(Data items)
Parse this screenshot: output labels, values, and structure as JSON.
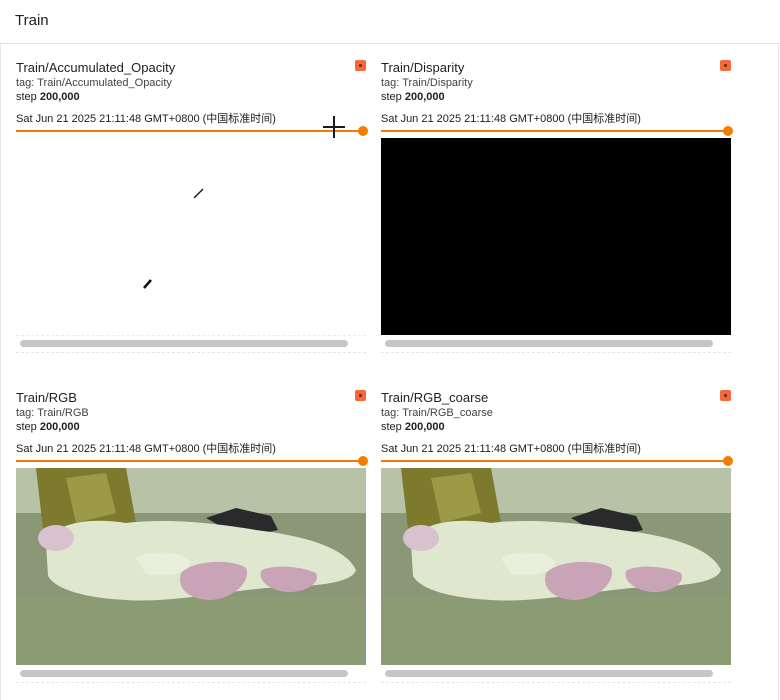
{
  "section": {
    "title": "Train"
  },
  "cards": [
    {
      "title": "Train/Accumulated_Opacity",
      "tag_label": "tag:",
      "tag": "Train/Accumulated_Opacity",
      "step_label": "step",
      "step": "200,000",
      "date": "Sat Jun 21 2025 21:11:48 GMT+0800 (中国标准时间)",
      "image_kind": "blank",
      "slider_position": 1.0
    },
    {
      "title": "Train/Disparity",
      "tag_label": "tag:",
      "tag": "Train/Disparity",
      "step_label": "step",
      "step": "200,000",
      "date": "Sat Jun 21 2025 21:11:48 GMT+0800 (中国标准时间)",
      "image_kind": "black",
      "slider_position": 1.0
    },
    {
      "title": "Train/RGB",
      "tag_label": "tag:",
      "tag": "Train/RGB",
      "step_label": "step",
      "step": "200,000",
      "date": "Sat Jun 21 2025 21:11:48 GMT+0800 (中国标准时间)",
      "image_kind": "photo",
      "slider_position": 1.0
    },
    {
      "title": "Train/RGB_coarse",
      "tag_label": "tag:",
      "tag": "Train/RGB_coarse",
      "step_label": "step",
      "step": "200,000",
      "date": "Sat Jun 21 2025 21:11:48 GMT+0800 (中国标准时间)",
      "image_kind": "photo",
      "slider_position": 1.0
    }
  ],
  "colors": {
    "accent": "#f57c00",
    "pin": "#f4683c",
    "scrollbar": "#c6c6c6",
    "plush": "#dfe8cf",
    "plush_feet": "#c9a3b6",
    "background_plant": "#7d7a2e"
  },
  "icons": {
    "pin": "pin-icon",
    "cursor": "crosshair-cursor-icon"
  }
}
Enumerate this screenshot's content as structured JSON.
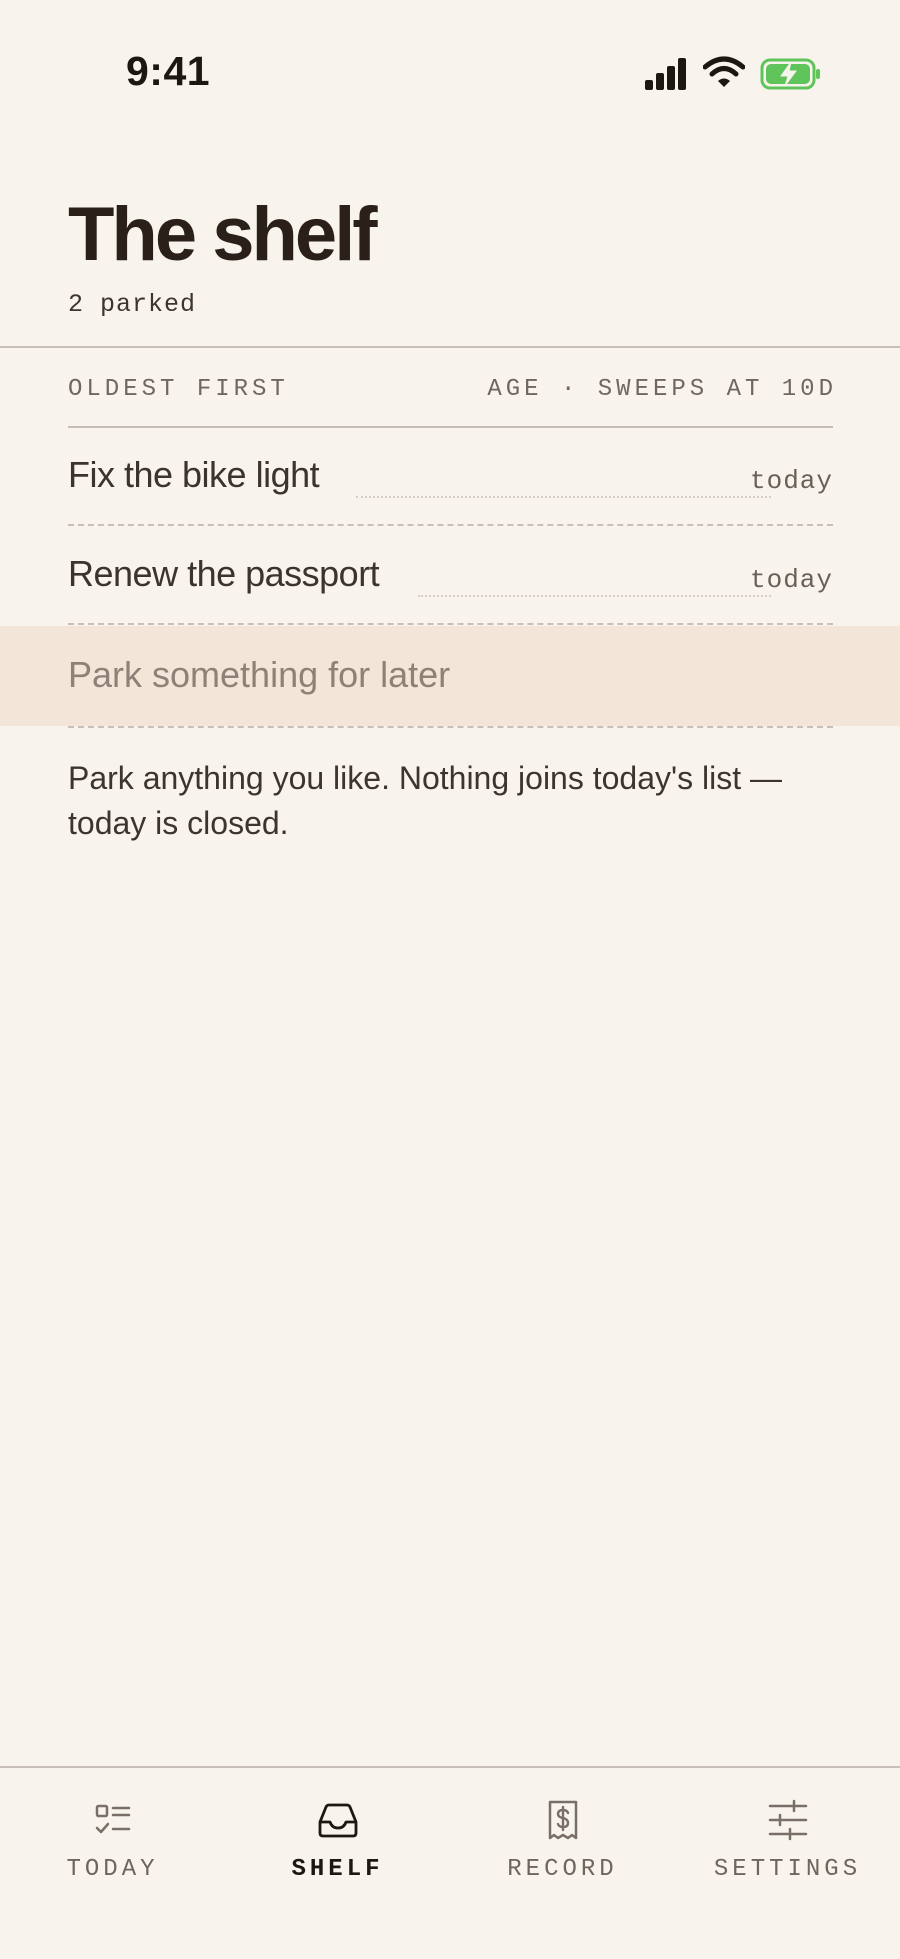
{
  "status_bar": {
    "time": "9:41"
  },
  "header": {
    "title": "The shelf",
    "subtitle": "2 parked"
  },
  "list": {
    "sort_label": "OLDEST FIRST",
    "age_label": "AGE · SWEEPS AT 10D",
    "items": [
      {
        "title": "Fix the bike light",
        "age": "today"
      },
      {
        "title": "Renew the passport",
        "age": "today"
      }
    ]
  },
  "add_item": {
    "placeholder": "Park something for later"
  },
  "note": "Park anything you like. Nothing joins today's list — today is closed.",
  "tabs": [
    {
      "label": "TODAY",
      "icon": "checklist-icon",
      "active": false
    },
    {
      "label": "SHELF",
      "icon": "inbox-tray-icon",
      "active": true
    },
    {
      "label": "RECORD",
      "icon": "receipt-dollar-icon",
      "active": false
    },
    {
      "label": "SETTINGS",
      "icon": "sliders-icon",
      "active": false
    }
  ],
  "colors": {
    "background": "#f8f3ed",
    "input_highlight": "#f3e6d8",
    "battery_green": "#5fc45a"
  }
}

_WHAT YOU SHOULD DO_. In the listing above, find each line with the word "Disparity" and copy it.

_TASK RESPONSE_.
      "title": "Train/Disparity",
      "tag": "Train/Disparity",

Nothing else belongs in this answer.